Data excerpts
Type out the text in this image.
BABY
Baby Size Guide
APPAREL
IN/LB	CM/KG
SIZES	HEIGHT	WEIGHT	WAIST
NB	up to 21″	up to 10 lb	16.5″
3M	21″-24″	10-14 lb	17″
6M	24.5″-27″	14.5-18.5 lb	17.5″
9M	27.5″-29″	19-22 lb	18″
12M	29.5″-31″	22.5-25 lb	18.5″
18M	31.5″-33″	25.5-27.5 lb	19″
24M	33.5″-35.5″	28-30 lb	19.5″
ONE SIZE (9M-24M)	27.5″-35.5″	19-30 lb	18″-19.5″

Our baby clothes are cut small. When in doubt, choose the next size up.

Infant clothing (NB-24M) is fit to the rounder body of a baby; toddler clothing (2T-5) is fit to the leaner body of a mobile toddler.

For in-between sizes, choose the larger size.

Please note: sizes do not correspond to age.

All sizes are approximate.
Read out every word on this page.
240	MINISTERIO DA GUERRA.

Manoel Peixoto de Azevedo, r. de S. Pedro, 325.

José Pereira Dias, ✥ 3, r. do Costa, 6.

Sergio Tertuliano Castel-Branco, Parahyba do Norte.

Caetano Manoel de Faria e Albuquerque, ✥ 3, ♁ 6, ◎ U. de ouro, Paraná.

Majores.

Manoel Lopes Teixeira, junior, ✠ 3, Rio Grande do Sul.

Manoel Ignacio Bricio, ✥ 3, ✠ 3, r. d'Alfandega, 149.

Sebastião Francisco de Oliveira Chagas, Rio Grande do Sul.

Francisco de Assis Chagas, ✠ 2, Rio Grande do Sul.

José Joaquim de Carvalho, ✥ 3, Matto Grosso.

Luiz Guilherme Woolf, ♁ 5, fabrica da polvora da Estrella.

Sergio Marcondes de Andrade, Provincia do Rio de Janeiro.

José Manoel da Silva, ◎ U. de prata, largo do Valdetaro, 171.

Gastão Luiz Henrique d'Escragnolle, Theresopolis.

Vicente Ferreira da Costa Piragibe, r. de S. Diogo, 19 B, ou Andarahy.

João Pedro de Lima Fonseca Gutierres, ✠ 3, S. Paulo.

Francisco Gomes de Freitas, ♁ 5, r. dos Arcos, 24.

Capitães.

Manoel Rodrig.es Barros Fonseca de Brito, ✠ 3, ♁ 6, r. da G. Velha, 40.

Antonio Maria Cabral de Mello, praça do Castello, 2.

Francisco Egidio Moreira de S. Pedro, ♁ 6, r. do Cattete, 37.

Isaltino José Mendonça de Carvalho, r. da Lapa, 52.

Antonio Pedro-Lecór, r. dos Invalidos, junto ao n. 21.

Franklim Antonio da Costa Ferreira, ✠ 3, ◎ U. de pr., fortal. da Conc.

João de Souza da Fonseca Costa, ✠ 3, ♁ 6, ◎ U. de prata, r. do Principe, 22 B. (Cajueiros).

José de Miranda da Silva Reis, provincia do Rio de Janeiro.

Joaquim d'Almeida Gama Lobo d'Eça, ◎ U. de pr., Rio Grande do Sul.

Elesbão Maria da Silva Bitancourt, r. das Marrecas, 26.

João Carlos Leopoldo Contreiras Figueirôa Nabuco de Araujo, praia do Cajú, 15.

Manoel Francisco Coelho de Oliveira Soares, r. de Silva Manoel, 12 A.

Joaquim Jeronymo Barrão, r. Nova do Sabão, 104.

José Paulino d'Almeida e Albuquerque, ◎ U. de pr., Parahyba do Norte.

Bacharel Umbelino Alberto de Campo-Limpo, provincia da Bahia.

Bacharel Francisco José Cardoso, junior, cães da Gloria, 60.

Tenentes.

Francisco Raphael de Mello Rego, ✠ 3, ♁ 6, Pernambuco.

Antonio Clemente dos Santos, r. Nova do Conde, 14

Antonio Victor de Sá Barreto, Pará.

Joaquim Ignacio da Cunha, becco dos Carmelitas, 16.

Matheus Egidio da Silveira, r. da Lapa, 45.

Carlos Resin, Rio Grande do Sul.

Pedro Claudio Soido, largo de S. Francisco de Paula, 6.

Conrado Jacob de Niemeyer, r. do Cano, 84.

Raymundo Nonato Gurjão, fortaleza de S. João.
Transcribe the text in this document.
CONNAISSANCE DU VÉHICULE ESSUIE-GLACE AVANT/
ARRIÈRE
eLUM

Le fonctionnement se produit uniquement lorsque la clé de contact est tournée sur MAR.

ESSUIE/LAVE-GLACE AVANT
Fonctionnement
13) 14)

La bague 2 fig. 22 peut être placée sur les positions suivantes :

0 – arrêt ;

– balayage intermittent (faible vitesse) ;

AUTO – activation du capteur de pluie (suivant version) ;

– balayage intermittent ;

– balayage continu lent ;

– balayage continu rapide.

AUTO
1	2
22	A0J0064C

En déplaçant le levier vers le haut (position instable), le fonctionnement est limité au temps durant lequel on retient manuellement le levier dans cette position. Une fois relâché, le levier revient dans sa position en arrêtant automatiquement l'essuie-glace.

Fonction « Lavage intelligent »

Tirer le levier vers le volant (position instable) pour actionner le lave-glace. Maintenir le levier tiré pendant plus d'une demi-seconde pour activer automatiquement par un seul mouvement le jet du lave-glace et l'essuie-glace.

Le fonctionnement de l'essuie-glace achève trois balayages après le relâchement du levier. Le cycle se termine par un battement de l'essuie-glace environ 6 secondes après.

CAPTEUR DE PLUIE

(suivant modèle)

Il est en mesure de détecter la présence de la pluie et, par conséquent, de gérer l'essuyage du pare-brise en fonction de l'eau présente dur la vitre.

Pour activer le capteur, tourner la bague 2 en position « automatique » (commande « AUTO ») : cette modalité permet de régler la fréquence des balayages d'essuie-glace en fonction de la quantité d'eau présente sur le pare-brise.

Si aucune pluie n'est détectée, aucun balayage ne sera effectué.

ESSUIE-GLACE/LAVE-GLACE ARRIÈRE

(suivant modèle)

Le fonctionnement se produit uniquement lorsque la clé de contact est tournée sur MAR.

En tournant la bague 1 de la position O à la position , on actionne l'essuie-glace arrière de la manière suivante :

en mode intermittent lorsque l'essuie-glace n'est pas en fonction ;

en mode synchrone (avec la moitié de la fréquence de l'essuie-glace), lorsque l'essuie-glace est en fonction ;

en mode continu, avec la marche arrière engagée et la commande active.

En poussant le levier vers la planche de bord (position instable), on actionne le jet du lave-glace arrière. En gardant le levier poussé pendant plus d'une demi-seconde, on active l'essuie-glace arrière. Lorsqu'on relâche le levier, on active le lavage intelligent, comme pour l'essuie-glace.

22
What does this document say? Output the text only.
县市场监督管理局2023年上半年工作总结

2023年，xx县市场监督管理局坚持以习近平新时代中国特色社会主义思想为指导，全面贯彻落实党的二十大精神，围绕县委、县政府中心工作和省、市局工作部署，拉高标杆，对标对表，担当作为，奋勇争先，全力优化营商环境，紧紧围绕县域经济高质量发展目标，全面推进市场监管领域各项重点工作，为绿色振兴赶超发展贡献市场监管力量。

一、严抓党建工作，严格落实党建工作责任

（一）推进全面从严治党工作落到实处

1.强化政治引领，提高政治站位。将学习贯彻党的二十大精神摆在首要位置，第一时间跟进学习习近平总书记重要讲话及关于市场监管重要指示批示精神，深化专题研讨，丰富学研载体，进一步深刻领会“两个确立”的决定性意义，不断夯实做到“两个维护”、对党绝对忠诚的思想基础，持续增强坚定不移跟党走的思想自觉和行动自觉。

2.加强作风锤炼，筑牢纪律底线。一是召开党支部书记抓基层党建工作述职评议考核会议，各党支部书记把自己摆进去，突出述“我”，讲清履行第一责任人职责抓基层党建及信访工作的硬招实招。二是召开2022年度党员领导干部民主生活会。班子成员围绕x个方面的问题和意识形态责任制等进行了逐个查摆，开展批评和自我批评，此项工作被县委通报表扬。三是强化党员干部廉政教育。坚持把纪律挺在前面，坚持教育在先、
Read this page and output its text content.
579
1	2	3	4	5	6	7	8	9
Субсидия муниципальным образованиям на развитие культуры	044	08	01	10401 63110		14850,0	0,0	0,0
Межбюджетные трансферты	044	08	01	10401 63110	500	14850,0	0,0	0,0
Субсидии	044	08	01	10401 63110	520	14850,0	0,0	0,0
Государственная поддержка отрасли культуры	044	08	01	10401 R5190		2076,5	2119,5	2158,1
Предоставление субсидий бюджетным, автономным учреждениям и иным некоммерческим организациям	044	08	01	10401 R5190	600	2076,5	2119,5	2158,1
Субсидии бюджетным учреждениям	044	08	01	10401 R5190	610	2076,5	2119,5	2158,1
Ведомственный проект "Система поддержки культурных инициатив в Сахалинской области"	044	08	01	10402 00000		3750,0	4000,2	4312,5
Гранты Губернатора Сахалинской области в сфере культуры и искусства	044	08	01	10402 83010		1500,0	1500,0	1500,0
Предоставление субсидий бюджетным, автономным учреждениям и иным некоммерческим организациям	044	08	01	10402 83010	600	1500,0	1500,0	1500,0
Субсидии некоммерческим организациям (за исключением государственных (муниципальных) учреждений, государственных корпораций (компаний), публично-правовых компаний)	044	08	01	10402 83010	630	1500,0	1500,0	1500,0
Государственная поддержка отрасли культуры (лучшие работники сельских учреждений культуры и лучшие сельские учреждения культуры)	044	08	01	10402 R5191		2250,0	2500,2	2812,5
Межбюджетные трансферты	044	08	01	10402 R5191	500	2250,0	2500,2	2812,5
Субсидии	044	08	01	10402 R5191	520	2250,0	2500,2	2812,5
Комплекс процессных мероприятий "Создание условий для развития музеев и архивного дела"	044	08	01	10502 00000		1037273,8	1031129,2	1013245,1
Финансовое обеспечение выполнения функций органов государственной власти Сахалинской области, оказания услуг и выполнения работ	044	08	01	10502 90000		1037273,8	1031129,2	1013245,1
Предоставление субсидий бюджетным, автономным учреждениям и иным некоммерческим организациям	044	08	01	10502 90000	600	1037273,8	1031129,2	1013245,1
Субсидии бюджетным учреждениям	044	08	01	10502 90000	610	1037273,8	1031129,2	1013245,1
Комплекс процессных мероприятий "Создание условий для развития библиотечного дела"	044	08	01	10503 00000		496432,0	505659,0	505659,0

Aim ▸
Every line in the data that holds "Costa" should be copied out.

Solution to the problem ▸
José Pereira Dias, ✥ 3, r. do Costa, 6.
Vicente Ferreira da Costa Piragibe, r. de S. Diogo, 19 B, ou Andarahy.
Franklim Antonio da Costa Ferreira, ✠ 3, ◎ U. de pr., fortal. da Conc.
João de Souza da Fonseca Costa, ✠ 3, ♁ 6, ◎ U. de prata, r. do Principe, 22 B. (Cajueiros).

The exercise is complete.